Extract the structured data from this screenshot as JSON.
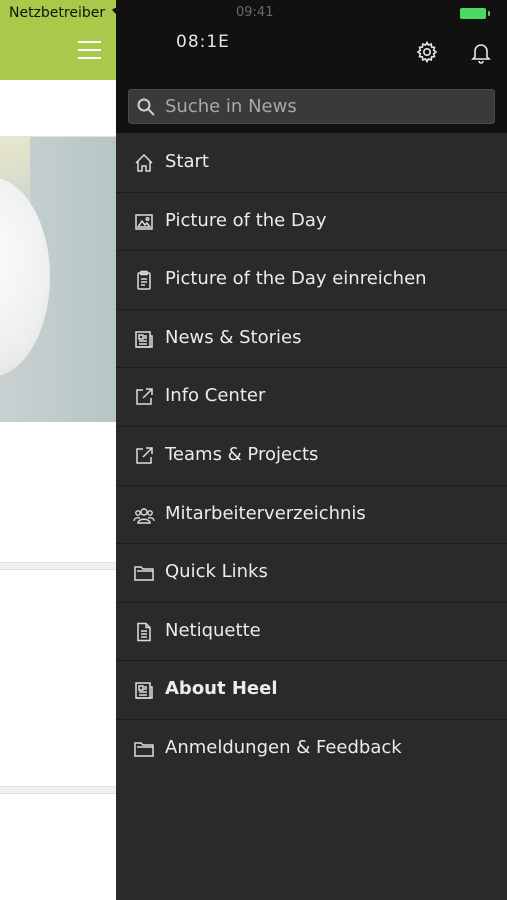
{
  "status_bar": {
    "carrier": "Netzbetreiber",
    "time": "09:41"
  },
  "drawer": {
    "header_time": "08:1E",
    "search": {
      "placeholder": "Suche in News",
      "value": ""
    },
    "items": [
      {
        "label": "Start",
        "icon": "home-icon",
        "bold": false
      },
      {
        "label": "Picture of the Day",
        "icon": "image-icon",
        "bold": false
      },
      {
        "label": "Picture of the Day einreichen",
        "icon": "clipboard-icon",
        "bold": false
      },
      {
        "label": "News & Stories",
        "icon": "newspaper-icon",
        "bold": false
      },
      {
        "label": "Info Center",
        "icon": "external-link-icon",
        "bold": false
      },
      {
        "label": "Teams & Projects",
        "icon": "external-link-icon",
        "bold": false
      },
      {
        "label": "Mitarbeiterverzeichnis",
        "icon": "people-icon",
        "bold": false
      },
      {
        "label": "Quick Links",
        "icon": "folder-icon",
        "bold": false
      },
      {
        "label": "Netiquette",
        "icon": "document-icon",
        "bold": false
      },
      {
        "label": "About Heel",
        "icon": "newspaper-icon",
        "bold": true
      },
      {
        "label": "Anmeldungen & Feedback",
        "icon": "folder-icon",
        "bold": false
      }
    ]
  },
  "colors": {
    "header_green": "#a9c94a",
    "drawer_bg": "#2a2a2a",
    "drawer_header_bg": "#111111",
    "battery": "#4cd964"
  }
}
* * * * *
:: GOAL ::
Repeat the preceding records precisely, and leave every picture out of the copy.

:: COMPLETE ANSWER ::
Extract the structured data from this screenshot as JSON.
{
  "status_bar": {
    "carrier": "Netzbetreiber",
    "time": "09:41"
  },
  "drawer": {
    "header_time": "08:1E",
    "search": {
      "placeholder": "Suche in News",
      "value": ""
    },
    "items": [
      {
        "label": "Start",
        "icon": "home-icon",
        "bold": false
      },
      {
        "label": "Picture of the Day",
        "icon": "image-icon",
        "bold": false
      },
      {
        "label": "Picture of the Day einreichen",
        "icon": "clipboard-icon",
        "bold": false
      },
      {
        "label": "News & Stories",
        "icon": "newspaper-icon",
        "bold": false
      },
      {
        "label": "Info Center",
        "icon": "external-link-icon",
        "bold": false
      },
      {
        "label": "Teams & Projects",
        "icon": "external-link-icon",
        "bold": false
      },
      {
        "label": "Mitarbeiterverzeichnis",
        "icon": "people-icon",
        "bold": false
      },
      {
        "label": "Quick Links",
        "icon": "folder-icon",
        "bold": false
      },
      {
        "label": "Netiquette",
        "icon": "document-icon",
        "bold": false
      },
      {
        "label": "About Heel",
        "icon": "newspaper-icon",
        "bold": true
      },
      {
        "label": "Anmeldungen & Feedback",
        "icon": "folder-icon",
        "bold": false
      }
    ]
  },
  "colors": {
    "header_green": "#a9c94a",
    "drawer_bg": "#2a2a2a",
    "drawer_header_bg": "#111111",
    "battery": "#4cd964"
  }
}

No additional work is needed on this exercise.